(INSTRUCTIONS FOR THE TASK): From the forum thread on the unknown species from Madagascar, reproduce word for word the stretch that begins with "Sadly i have" and ends with "one lucky man!".

(PASSAGE SHOWN):
# Unknown species from Madagascar



## Precarious (Jul 27, 2012)

Can anyone identify this species?

They are very gangly - all legs. I believe these are only L3 but already 1.5" long. You can see there are black markings on the raptors and that the final section of the raptor is short similar to grass mantis species.


----------



## ShieldMantid1997 (Jul 27, 2012)

very cool, how did you end up with it?

Sadly i have never seen one like this, reminds me of your salmon girl you posted about.


----------



## gripen (Jul 27, 2012)

It looks like a Solygia sulcatifrons. If so than you are one lucky man!


----------



## brancsikia339 (Jul 27, 2012)

Looks like brunneria, but brunneria's aren't found there. I'm thinking Solygia


----------



## brancsikia339 (Jul 27, 2012)

Where'd u get it? I'm positive it's a Solygia sulcatifrons after researching them


----------



## gripen (Jul 27, 2012)

brancsikia339 said:


> Where'd u get it? I'm positive it's a Solygia sulcatifrons after researching them


I would like to know that too.


----------



## stacy (Jul 27, 2012)

sure love the eyes


----------



## Precarious (Jul 27, 2012)

brancsikia339 said:


> Where'd u get it? I'm positive it's a Solygia sulcatifrons after researching them





gripen said:


> I would like to know that too.


Oh, I'm sure you would! :shifty: They were a gift from someone who wishes to remain anonymous. Sorry.

I wouldn't be so sure they are Solygia sulcatifrons. I don't see any markings on the raptors of Solygia sulcatifrons. Also, Solygia sulcatifrons have bumpy textures on their carapace, especially around the neck. They absolutely have the same build so quite possibly something in the Solygia family.


----------



## gripen (Jul 27, 2012)

Precarious said:


> Oh, I'm sure you would! :shifty: They were a gift from someone who wishes to remain anonymous. Sorry.
> 
> I wouldn't be so sure they are Solygia sulcatifrons. I don't see any markings on the raptors of Solygia sulcatifrons. Also, Solygia sulcatifrons have bumpy textures on their carapace, especially around the neck. They absolutely have the same build so quite possibly something in the Solygia family.


hmmm sounds like you speak from experience...


----------



## Precarious (Jul 27, 2012)

gripen said:


> hmmm sounds like you speak from experience...


Nope, just going by photos online. I've always wanted Solygia sulcatifrons though.


----------



## gripen (Jul 27, 2012)

Remember the markings may develop. I would not rule it out yet.


----------



## psyconiko (Jul 27, 2012)

(GIVEN DATA):
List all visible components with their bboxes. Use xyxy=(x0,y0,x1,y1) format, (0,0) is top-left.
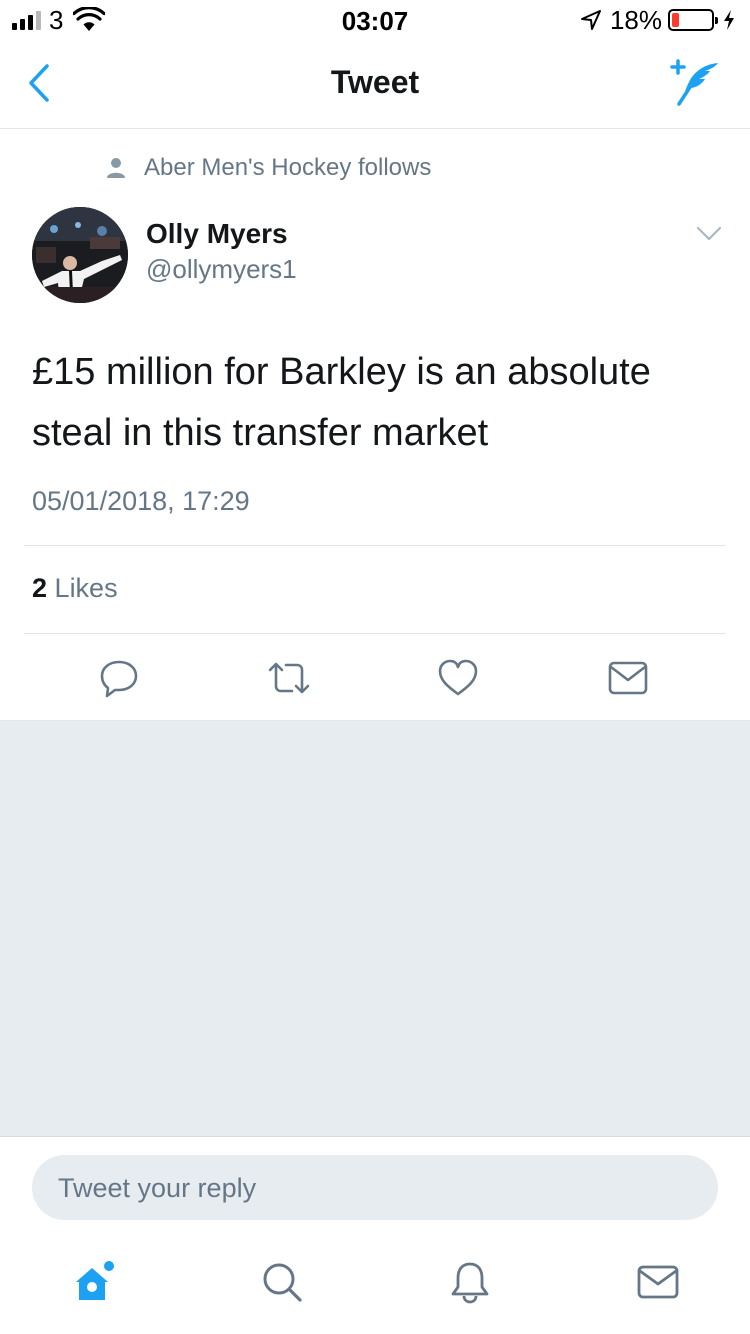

(THE OUTPUT):
Sadly i have never seen one like this, reminds me of your salmon girl you posted about.


----------



## gripen (Jul 27, 2012)

It looks like a Solygia sulcatifrons. If so than you are one lucky man!